§ PROBLEM DETAILS:
Rewrite every line of the listing below as a JSON list of strings, one string per line, skipping blank lines and leaving out the pictures.

===============

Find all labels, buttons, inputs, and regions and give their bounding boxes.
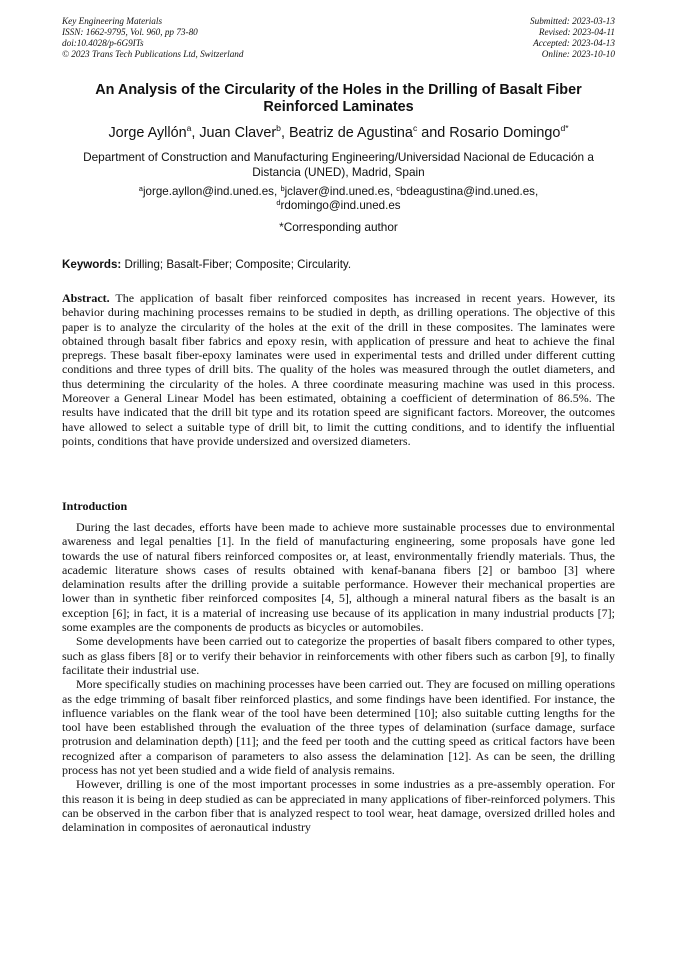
journal-name: Key Engineering Materials (62, 16, 163, 26)
keywords-label: Keywords: (62, 258, 122, 271)
email-mark: c (396, 184, 401, 193)
email-address[interactable]: jorge.ayllon@ind.uned.es (142, 185, 274, 198)
email-separator: , (534, 185, 539, 198)
email-address[interactable]: jclaver@ind.uned.es (284, 185, 390, 198)
author-separator: and (417, 125, 450, 141)
online-date: Online: 2023-10-10 (541, 49, 615, 59)
email-address[interactable]: bdeagustina@ind.uned.es (400, 185, 535, 198)
intro-paragraph: During the last decades, efforts have been made to achieve more sustainable processes due to environmental awareness and legal penalties [1]. In the field of manufacturing engineering, some proposals have gone led towards the use of natural fibers reinforced composites or, at least, environmentally friendly materials. Thus, the academic literature shows cases of results obtained with kenaf-banana fibers [2] or bamboo [3] where delamination results after the drilling provide a suitable performance. However their mechanical properties are lower than in synthetic fiber reinforced composites [4, 5], although a mineral natural fibers as the basalt is an exception [6]; in fact, it is a material of increasing use because of its application in many industrial products [7]; some examples are the components de products as bicycles or automobiles. (62, 520, 615, 635)
introduction-body (62, 520, 615, 835)
author-name: Rosario Domingo (449, 125, 561, 141)
author-affil-mark: d* (560, 123, 569, 133)
email-list (62, 185, 615, 213)
accepted-date: Accepted: 2023-04-13 (533, 38, 615, 48)
author-affil-mark: a (186, 123, 192, 133)
email-separator: , (389, 185, 397, 198)
copyright-line: © 2023 Trans Tech Publications Ltd, Switzerland (62, 49, 244, 59)
abstract (62, 291, 615, 448)
email-address[interactable]: rdomingo@ind.uned.es (280, 199, 401, 212)
affiliation: Department of Construction and Manufacturing Engineering/Universidad Nacional de Educación a Distancia (UNED), Madrid, Spain (83, 150, 594, 179)
keywords (62, 257, 615, 272)
issn-line: ISSN: 1662-9795, Vol. 960, pp 73-80 (62, 27, 198, 37)
abstract-paragraph (62, 291, 615, 448)
author-separator: , (280, 125, 289, 141)
author-name: Jorge Ayllón (108, 125, 187, 141)
revised-date: Revised: 2023-04-11 (538, 27, 615, 37)
email-separator: , (273, 185, 281, 198)
abstract-text: The application of basalt fiber reinforced composites has increased in recent years. However, its behavior during machining processes remains to be studied in depth, as drilling operations. The objective of this paper is to analyze the circularity of the holes at the exit of the drill in these composites. The laminates were obtained through basalt fiber fabrics and epoxy resin, with application of pressure and heat to achieve the final prepregs. These basalt fiber-epoxy laminates were used in experimental tests and drilled under different cutting conditions and three types of drill bits. The quality of the holes was measured through the outlet diameters, and thus determining the circularity of the holes. A three coordinate measuring machine was used in this process. Moreover a General Linear Model has been estimated, obtaining a coefficient of determination of 86.5%. The results have indicated that the drill bit type and its rotation speed are significant factors. Moreover, the outcomes have allowed to select a suitable type of drill bit, to limit the cutting conditions, and to identify the influential points, conditions that have provide undersized and oversized diameters. (62, 291, 615, 448)
header-right (530, 16, 615, 60)
email-mark: d (276, 198, 281, 207)
intro-paragraph: Some developments have been carried out to categorize the properties of basalt fibers compared to other types, such as glass fibers [8] or to verify their behavior in reinforcements with other fibers such as carbon [9], to finally facilitate their industrial use. (62, 634, 615, 677)
email-mark: a (138, 184, 143, 193)
doi-line: doi:10.4028/p-6G9ITs (62, 38, 144, 48)
author-affil-mark: b (276, 123, 281, 133)
author-separator: , (191, 125, 200, 141)
author-name: Beatriz de Agustina (288, 125, 413, 141)
author-list (62, 124, 615, 142)
keywords-text: Drilling; Basalt-Fiber; Composite; Circularity. (121, 258, 352, 271)
author-affil-mark: c (412, 123, 418, 133)
corresponding-author-note: *Corresponding author (279, 220, 398, 234)
header-left (62, 16, 243, 60)
abstract-label: Abstract. (62, 291, 110, 305)
intro-paragraph: More specifically studies on machining processes have been carried out. They are focused on milling operations as the edge trimming of basalt fiber reinforced plastics, and some findings have been identified. For instance, the influence variables on the flank wear of the tool have been determined [10]; also suitable cutting lengths for the tool have been established through the evaluation of the three types of delamination (surface damage, surface protrusion and delamination depth) [11]; and the feed per tooth and the cutting speed as critical factors have been recognized after a comparison of parameters to also assess the delamination [12]. As can be seen, the drilling process has not yet been studied and a wide field of analysis remains. (62, 677, 615, 778)
author-name: Juan Claver (199, 125, 277, 141)
introduction-heading: Introduction (62, 499, 128, 513)
submitted-date: Submitted: 2023-03-13 (530, 16, 615, 26)
paper-title: An Analysis of the Circularity of the Holes in the Drilling of Basalt Fiber Reinforced Laminates (95, 82, 582, 115)
email-mark: b (280, 184, 285, 193)
intro-paragraph: However, drilling is one of the most important processes in some industries as a pre-assembly operation. For this reason it is being in deep studied as can be appreciated in many applications of fiber-reinforced polymers. This can be observed in the carbon fiber that is analyzed respect to tool wear, heat damage, oversized drilled holes and delamination in composites of aeronautical industry (62, 777, 615, 835)
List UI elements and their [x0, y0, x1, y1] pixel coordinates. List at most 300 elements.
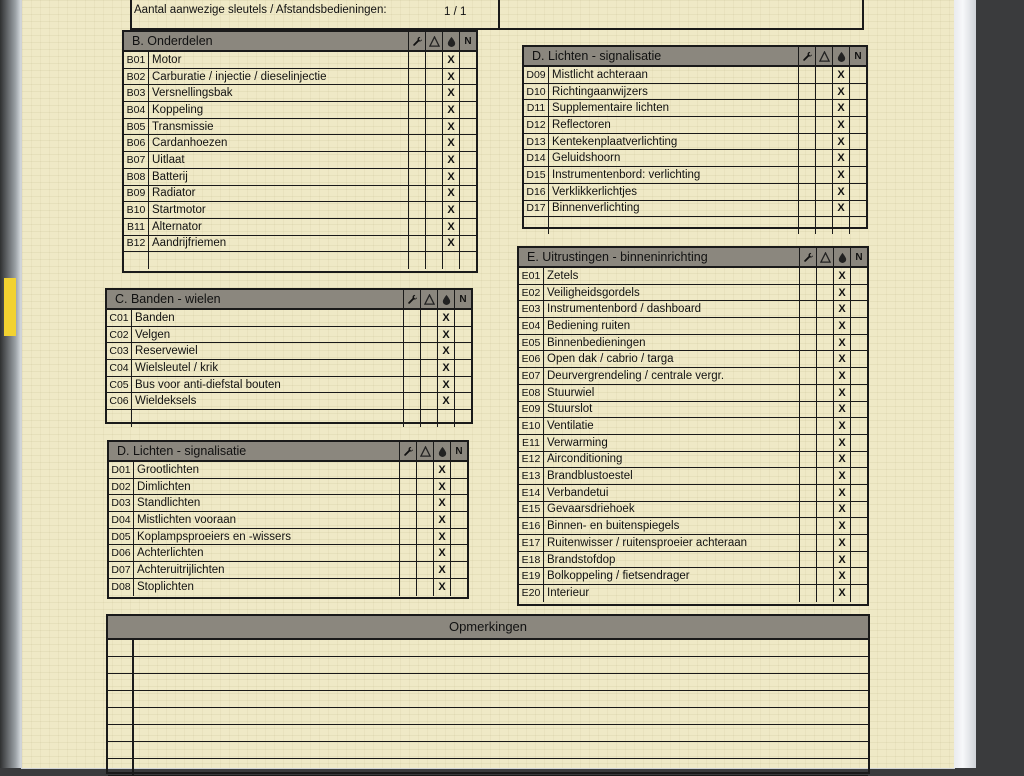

===============

§ RESULT OF THE TASK:
[
  "Find all labels, buttons, inputs, and regions and give their bounding boxes.",
  "journal-name: Key Engineering Materials (62, 16, 163, 26)",
  "keywords-label: Keywords: (62, 258, 122, 271)",
  "email-mark: c (396, 184, 401, 193)",
  "email-address[interactable]: jorge.ayllon@ind.uned.es (142, 185, 274, 198)",
  "email-separator: , (534, 185, 539, 198)",
  "email-address[interactable]: jclaver@ind.uned.es (284, 185, 390, 198)",
  "author-separator: and (417, 125, 450, 141)",
  "online-date: Online: 2023-10-10 (541, 49, 615, 59)",
  "email-address[interactable]: bdeagustina@ind.uned.es (400, 185, 535, 198)",
  "intro-paragraph: During the last decades, efforts have been made to achieve more sustainable processes due to environmental awareness and legal penalties [1]. In the field of manufacturing engineering, some proposals have gone led towards the use of natural fibers reinforced composites or, at least, environmentally friendly materials. Thus, the academic literature shows cases of results obtained with kenaf-banana fibers [2] or bamboo [3] where delamination results after the drilling provide a suitable performance. However their mechanical properties are lower than in synthetic fiber reinforced composites [4, 5], although a mineral natural fibers as the basalt is an exception [6]; in fact, it is a material of increasing use because of its application in many industrial products [7]; some examples are the components de products as bicycles or automobiles. (62, 520, 615, 635)",
  "introduction-body (62, 520, 615, 835)",
  "author-name: Rosario Domingo (449, 125, 561, 141)",
  "author-affil-mark: d* (560, 123, 569, 133)",
  "email-list (62, 185, 615, 213)",
  "accepted-date: Accepted: 2023-04-13 (533, 38, 615, 48)",
  "author-affil-mark: a (186, 123, 192, 133)",
  "email-separator: , (389, 185, 397, 198)",
  "copyright-line: © 2023 Trans Tech Publications Ltd, Switzerland (62, 49, 244, 59)",
  "abstract (62, 291, 615, 448)",
  "email-address[interactable]: rdomingo@ind.uned.es (280, 199, 401, 212)",
  "affiliation: Department of Construction and Manufacturing Engineering/Universidad Nacional de Educación a Distancia (UNED), Madrid, Spain (83, 150, 594, 179)",
  "keywords (62, 257, 615, 272)",
  "issn-line: ISSN: 1662-9795, Vol. 960, pp 73-80 (62, 27, 198, 37)",
  "abstract-paragraph (62, 291, 615, 448)",
  "author-separator: , (280, 125, 289, 141)",
  "author-name: Jorge Ayllón (108, 125, 187, 141)",
  "revised-date: Revised: 2023-04-11 (538, 27, 615, 37)",
  "email-separator: , (273, 185, 281, 198)",
  "abstract-text: The application of basalt fiber reinforced composites has increased in recent years. However, its behavior during machining processes remains to be studied in depth, as drilling operations. The objective of this paper is to analyze the circularity of the holes at the exit of the drill in these composites. The laminates were obtained through basalt fiber fabrics and epoxy resin, with application of pressure and heat to achieve the final prepregs. These basalt fiber-epoxy laminates were used in experimental tests and drilled under different cutting conditions and three types of drill bits. The quality of the holes was measured through the outlet diameters, and thus determining the circularity of the holes. A three coordinate measuring machine was used in this process. Moreover a General Linear Model has been estimated, obtaining a coefficient of determination of 86.5%. The results have indicated that the drill bit type and its rotation speed are significant factors. Moreover, the outcomes have allowed to select a suitable type of drill bit, to limit the cutting conditions, and to identify the influential points, conditions that have provide undersized and oversized diameters. (62, 291, 615, 448)",
  "header-right (530, 16, 615, 60)",
  "email-mark: d (276, 198, 281, 207)",
  "intro-paragraph: Some developments have been carried out to categorize the properties of basalt fibers compared to other types, such as glass fibers [8] or to verify their behavior in reinforcements with other fibers such as carbon [9], to finally facilitate their industrial use. (62, 634, 615, 677)",
  "email-mark: a (138, 184, 143, 193)",
  "doi-line: doi:10.4028/p-6G9ITs (62, 38, 144, 48)",
  "author-affil-mark: b (276, 123, 281, 133)",
  "author-separator: , (191, 125, 200, 141)",
  "author-name: Beatriz de Agustina (288, 125, 413, 141)",
  "author-list (62, 124, 615, 142)",
  "keywords-text: Drilling; Basalt-Fiber; Composite; Circularity. (121, 258, 352, 271)",
  "author-affil-mark: c (412, 123, 418, 133)",
  "corresponding-author-note: *Corresponding author (279, 220, 398, 234)",
  "header-left (62, 16, 243, 60)",
  "abstract-label: Abstract. (62, 291, 110, 305)",
  "intro-paragraph: More specifically studies on machining processes have been carried out. They are focused on milling operations as the edge trimming of basalt fiber reinforced plastics, and some findings have been identified. For instance, the influence variables on the flank wear of the tool have been determined [10]; also suitable cutting lengths for the tool have been established through the evaluation of the three types of delamination (surface damage, surface protrusion and delamination depth) [11]; and the feed per tooth and the cutting speed as critical factors have been recognized after a comparison of parameters to also assess the delamination [12]. As can be seen, the drilling process has not yet been studied and a wide field of analysis remains. (62, 677, 615, 778)",
  "author-name: Juan Claver (199, 125, 277, 141)",
  "introduction-heading: Introduction (62, 499, 128, 513)",
  "submitted-date: Submitted: 2023-03-13 (530, 16, 615, 26)",
  "paper-title: An Analysis of the Circularity of the Holes in the Drilling of Basalt Fiber Reinforced Laminates (95, 82, 582, 115)",
  "email-mark: b (280, 184, 285, 193)",
  "intro-paragraph: However, drilling is one of the most important processes in some industries as a pre-assembly operation. For this reason it is being in deep studied as can be appreciated in many applications of fiber-reinforced polymers. This can be observed in the carbon fiber that is analyzed respect to tool wear, heat damage, oversized drilled holes and delamination in composites of aeronautical industry (62, 777, 615, 835)",
  "List UI elements and their [x0, y0, x1, y1] pixel coordinates. List at most 300 elements."
]